TASK TO CARRY OUT
The entries below should be transcribed in their entirety, exactly as written.

--- Begin INPUT RECORDS ---

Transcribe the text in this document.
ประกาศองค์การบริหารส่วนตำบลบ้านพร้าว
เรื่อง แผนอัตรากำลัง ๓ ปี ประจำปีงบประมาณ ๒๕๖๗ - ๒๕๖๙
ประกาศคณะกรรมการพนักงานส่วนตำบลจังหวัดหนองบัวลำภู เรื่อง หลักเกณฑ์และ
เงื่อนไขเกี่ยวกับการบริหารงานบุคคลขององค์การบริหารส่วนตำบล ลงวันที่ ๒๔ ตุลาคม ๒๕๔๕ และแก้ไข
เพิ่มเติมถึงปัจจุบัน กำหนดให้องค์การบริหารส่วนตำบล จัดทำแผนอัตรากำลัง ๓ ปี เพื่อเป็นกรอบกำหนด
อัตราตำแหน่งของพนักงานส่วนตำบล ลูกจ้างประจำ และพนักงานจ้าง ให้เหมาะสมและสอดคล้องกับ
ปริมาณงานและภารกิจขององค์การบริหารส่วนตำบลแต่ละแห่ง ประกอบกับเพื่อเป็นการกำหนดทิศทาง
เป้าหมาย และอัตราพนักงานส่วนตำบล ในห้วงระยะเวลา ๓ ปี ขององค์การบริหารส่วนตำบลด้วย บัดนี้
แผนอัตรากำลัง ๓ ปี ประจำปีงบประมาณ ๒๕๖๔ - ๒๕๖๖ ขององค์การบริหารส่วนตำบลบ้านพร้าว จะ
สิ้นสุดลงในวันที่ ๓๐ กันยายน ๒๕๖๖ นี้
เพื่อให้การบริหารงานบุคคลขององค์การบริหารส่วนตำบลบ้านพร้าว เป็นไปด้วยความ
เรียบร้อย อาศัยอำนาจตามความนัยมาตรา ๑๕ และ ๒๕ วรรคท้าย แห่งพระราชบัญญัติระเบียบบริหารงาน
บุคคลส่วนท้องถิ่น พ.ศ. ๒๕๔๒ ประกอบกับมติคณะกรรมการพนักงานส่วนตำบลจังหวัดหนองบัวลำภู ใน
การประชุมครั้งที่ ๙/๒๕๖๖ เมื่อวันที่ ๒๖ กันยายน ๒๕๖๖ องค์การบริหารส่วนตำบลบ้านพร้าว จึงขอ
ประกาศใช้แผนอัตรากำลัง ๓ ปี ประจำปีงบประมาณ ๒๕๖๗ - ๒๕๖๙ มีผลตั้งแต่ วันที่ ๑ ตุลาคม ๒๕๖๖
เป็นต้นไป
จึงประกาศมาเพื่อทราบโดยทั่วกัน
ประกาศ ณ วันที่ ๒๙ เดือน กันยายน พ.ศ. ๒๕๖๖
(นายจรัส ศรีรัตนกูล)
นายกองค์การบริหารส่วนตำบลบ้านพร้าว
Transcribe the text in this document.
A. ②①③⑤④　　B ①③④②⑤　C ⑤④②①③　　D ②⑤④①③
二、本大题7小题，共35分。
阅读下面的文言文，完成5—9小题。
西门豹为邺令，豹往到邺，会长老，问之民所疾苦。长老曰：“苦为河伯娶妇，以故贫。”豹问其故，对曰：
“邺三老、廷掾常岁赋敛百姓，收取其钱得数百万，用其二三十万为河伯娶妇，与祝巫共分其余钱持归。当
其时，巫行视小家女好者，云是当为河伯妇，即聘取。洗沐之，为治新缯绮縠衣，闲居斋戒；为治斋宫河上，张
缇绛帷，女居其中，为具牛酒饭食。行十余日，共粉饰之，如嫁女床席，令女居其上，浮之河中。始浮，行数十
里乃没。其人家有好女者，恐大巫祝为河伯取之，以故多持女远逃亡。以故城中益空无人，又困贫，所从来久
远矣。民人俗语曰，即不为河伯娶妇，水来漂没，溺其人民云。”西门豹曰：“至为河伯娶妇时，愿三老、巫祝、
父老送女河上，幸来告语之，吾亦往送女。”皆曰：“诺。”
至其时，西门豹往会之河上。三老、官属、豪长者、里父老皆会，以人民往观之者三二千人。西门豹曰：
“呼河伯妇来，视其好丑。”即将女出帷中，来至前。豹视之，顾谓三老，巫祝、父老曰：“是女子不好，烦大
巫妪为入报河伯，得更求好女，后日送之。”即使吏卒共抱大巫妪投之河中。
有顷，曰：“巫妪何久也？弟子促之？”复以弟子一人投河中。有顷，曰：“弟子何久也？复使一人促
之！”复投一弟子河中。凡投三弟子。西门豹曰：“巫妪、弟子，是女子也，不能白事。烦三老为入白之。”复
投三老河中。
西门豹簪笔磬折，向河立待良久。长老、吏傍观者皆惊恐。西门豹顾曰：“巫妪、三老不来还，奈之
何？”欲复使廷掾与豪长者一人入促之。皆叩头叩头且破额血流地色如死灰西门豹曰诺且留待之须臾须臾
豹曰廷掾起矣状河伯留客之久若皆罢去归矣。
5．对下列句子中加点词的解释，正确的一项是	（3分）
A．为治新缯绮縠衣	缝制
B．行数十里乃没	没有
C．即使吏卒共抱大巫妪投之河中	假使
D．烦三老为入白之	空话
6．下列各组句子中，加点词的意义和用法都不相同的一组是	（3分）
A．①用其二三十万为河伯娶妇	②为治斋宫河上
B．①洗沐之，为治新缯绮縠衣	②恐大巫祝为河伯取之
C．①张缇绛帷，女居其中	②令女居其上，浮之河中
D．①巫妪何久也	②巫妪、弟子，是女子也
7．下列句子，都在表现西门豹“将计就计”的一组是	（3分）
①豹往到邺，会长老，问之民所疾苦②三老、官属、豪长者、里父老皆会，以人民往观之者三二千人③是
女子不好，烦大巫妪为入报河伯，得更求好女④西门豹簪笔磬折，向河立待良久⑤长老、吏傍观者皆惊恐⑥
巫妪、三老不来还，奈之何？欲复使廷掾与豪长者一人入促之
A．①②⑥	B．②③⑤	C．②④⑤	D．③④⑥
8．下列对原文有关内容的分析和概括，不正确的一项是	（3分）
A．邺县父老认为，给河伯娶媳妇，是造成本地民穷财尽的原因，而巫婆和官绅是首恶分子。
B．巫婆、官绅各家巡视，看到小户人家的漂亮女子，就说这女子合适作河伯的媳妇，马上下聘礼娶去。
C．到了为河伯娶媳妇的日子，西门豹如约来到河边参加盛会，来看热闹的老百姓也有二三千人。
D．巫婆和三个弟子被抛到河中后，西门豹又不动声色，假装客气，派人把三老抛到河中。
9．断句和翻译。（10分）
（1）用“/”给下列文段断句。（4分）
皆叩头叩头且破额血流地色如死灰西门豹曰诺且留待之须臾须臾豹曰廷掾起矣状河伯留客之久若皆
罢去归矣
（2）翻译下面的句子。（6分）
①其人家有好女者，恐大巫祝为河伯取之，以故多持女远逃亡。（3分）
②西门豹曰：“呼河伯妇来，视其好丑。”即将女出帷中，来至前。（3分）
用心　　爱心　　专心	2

--- End INPUT RECORDS ---

COMPLETED EXERCISE
Transcribe the text in this document.
ประกาศองค์การบริหารส่วนตำบลบ้านพร้าว
เรื่อง แผนอัตรากำลัง ๓ ปี ประจำปีงบประมาณ ๒๕๖๗ - ๒๕๖๙
ประกาศคณะกรรมการพนักงานส่วนตำบลจังหวัดหนองบัวลำภู เรื่อง หลักเกณฑ์และ
เงื่อนไขเกี่ยวกับการบริหารงานบุคคลขององค์การบริหารส่วนตำบล ลงวันที่ ๒๔ ตุลาคม ๒๕๔๕ และแก้ไข
เพิ่มเติมถึงปัจจุบัน กำหนดให้องค์การบริหารส่วนตำบล จัดทำแผนอัตรากำลัง ๓ ปี เพื่อเป็นกรอบกำหนด
อัตราตำแหน่งของพนักงานส่วนตำบล ลูกจ้างประจำ และพนักงานจ้าง ให้เหมาะสมและสอดคล้องกับ
ปริมาณงานและภารกิจขององค์การบริหารส่วนตำบลแต่ละแห่ง ประกอบกับเพื่อเป็นการกำหนดทิศทาง
เป้าหมาย และอัตราพนักงานส่วนตำบล ในห้วงระยะเวลา ๓ ปี ขององค์การบริหารส่วนตำบลด้วย บัดนี้
แผนอัตรากำลัง ๓ ปี ประจำปีงบประมาณ ๒๕๖๔ - ๒๕๖๖ ขององค์การบริหารส่วนตำบลบ้านพร้าว จะ
สิ้นสุดลงในวันที่ ๓๐ กันยายน ๒๕๖๖ นี้
เพื่อให้การบริหารงานบุคคลขององค์การบริหารส่วนตำบลบ้านพร้าว เป็นไปด้วยความ
เรียบร้อย อาศัยอำนาจตามความนัยมาตรา ๑๕ และ ๒๕ วรรคท้าย แห่งพระราชบัญญัติระเบียบบริหารงาน
บุคคลส่วนท้องถิ่น พ.ศ. ๒๕๔๒ ประกอบกับมติคณะกรรมการพนักงานส่วนตำบลจังหวัดหนองบัวลำภู ใน
การประชุมครั้งที่ ๙/๒๕๖๖ เมื่อวันที่ ๒๖ กันยายน ๒๕๖๖ องค์การบริหารส่วนตำบลบ้านพร้าว จึงขอ
ประกาศใช้แผนอัตรากำลัง ๓ ปี ประจำปีงบประมาณ ๒๕๖๗ - ๒๕๖๙ มีผลตั้งแต่ วันที่ ๑ ตุลาคม ๒๕๖๖
เป็นต้นไป
จึงประกาศมาเพื่อทราบโดยทั่วกัน
ประกาศ ณ วันที่ ๒๙ เดือน กันยายน พ.ศ. ๒๕๖๖
(นายจรัส ศรีรัตนกูล)
นายกองค์การบริหารส่วนตำบลบ้านพร้าว
Transcribe the text in this document.
A. ②①③⑤④　　B ①③④②⑤　C ⑤④②①③　　D ②⑤④①③
二、本大题7小题，共35分。
阅读下面的文言文，完成5—9小题。
西门豹为邺令，豹往到邺，会长老，问之民所疾苦。长老曰：“苦为河伯娶妇，以故贫。”豹问其故，对曰：
“邺三老、廷掾常岁赋敛百姓，收取其钱得数百万，用其二三十万为河伯娶妇，与祝巫共分其余钱持归。当
其时，巫行视小家女好者，云是当为河伯妇，即聘取。洗沐之，为治新缯绮縠衣，闲居斋戒；为治斋宫河上，张
缇绛帷，女居其中，为具牛酒饭食。行十余日，共粉饰之，如嫁女床席，令女居其上，浮之河中。始浮，行数十
里乃没。其人家有好女者，恐大巫祝为河伯取之，以故多持女远逃亡。以故城中益空无人，又困贫，所从来久
远矣。民人俗语曰，即不为河伯娶妇，水来漂没，溺其人民云。”西门豹曰：“至为河伯娶妇时，愿三老、巫祝、
父老送女河上，幸来告语之，吾亦往送女。”皆曰：“诺。”
至其时，西门豹往会之河上。三老、官属、豪长者、里父老皆会，以人民往观之者三二千人。西门豹曰：
“呼河伯妇来，视其好丑。”即将女出帷中，来至前。豹视之，顾谓三老，巫祝、父老曰：“是女子不好，烦大
巫妪为入报河伯，得更求好女，后日送之。”即使吏卒共抱大巫妪投之河中。
有顷，曰：“巫妪何久也？弟子促之？”复以弟子一人投河中。有顷，曰：“弟子何久也？复使一人促
之！”复投一弟子河中。凡投三弟子。西门豹曰：“巫妪、弟子，是女子也，不能白事。烦三老为入白之。”复
投三老河中。
西门豹簪笔磬折，向河立待良久。长老、吏傍观者皆惊恐。西门豹顾曰：“巫妪、三老不来还，奈之
何？”欲复使廷掾与豪长者一人入促之。皆叩头叩头且破额血流地色如死灰西门豹曰诺且留待之须臾须臾
豹曰廷掾起矣状河伯留客之久若皆罢去归矣。
5．对下列句子中加点词的解释，正确的一项是	（3分）
A．为治新缯绮縠衣	缝制
B．行数十里乃没	没有
C．即使吏卒共抱大巫妪投之河中	假使
D．烦三老为入白之	空话
6．下列各组句子中，加点词的意义和用法都不相同的一组是	（3分）
A．①用其二三十万为河伯娶妇	②为治斋宫河上
B．①洗沐之，为治新缯绮縠衣	②恐大巫祝为河伯取之
C．①张缇绛帷，女居其中	②令女居其上，浮之河中
D．①巫妪何久也	②巫妪、弟子，是女子也
7．下列句子，都在表现西门豹“将计就计”的一组是	（3分）
①豹往到邺，会长老，问之民所疾苦②三老、官属、豪长者、里父老皆会，以人民往观之者三二千人③是
女子不好，烦大巫妪为入报河伯，得更求好女④西门豹簪笔磬折，向河立待良久⑤长老、吏傍观者皆惊恐⑥
巫妪、三老不来还，奈之何？欲复使廷掾与豪长者一人入促之
A．①②⑥	B．②③⑤	C．②④⑤	D．③④⑥
8．下列对原文有关内容的分析和概括，不正确的一项是	（3分）
A．邺县父老认为，给河伯娶媳妇，是造成本地民穷财尽的原因，而巫婆和官绅是首恶分子。
B．巫婆、官绅各家巡视，看到小户人家的漂亮女子，就说这女子合适作河伯的媳妇，马上下聘礼娶去。
C．到了为河伯娶媳妇的日子，西门豹如约来到河边参加盛会，来看热闹的老百姓也有二三千人。
D．巫婆和三个弟子被抛到河中后，西门豹又不动声色，假装客气，派人把三老抛到河中。
9．断句和翻译。（10分）
（1）用“/”给下列文段断句。（4分）
皆叩头叩头且破额血流地色如死灰西门豹曰诺且留待之须臾须臾豹曰廷掾起矣状河伯留客之久若皆
罢去归矣
（2）翻译下面的句子。（6分）
①其人家有好女者，恐大巫祝为河伯取之，以故多持女远逃亡。（3分）
②西门豹曰：“呼河伯妇来，视其好丑。”即将女出帷中，来至前。（3分）
用心　　爱心　　专心	2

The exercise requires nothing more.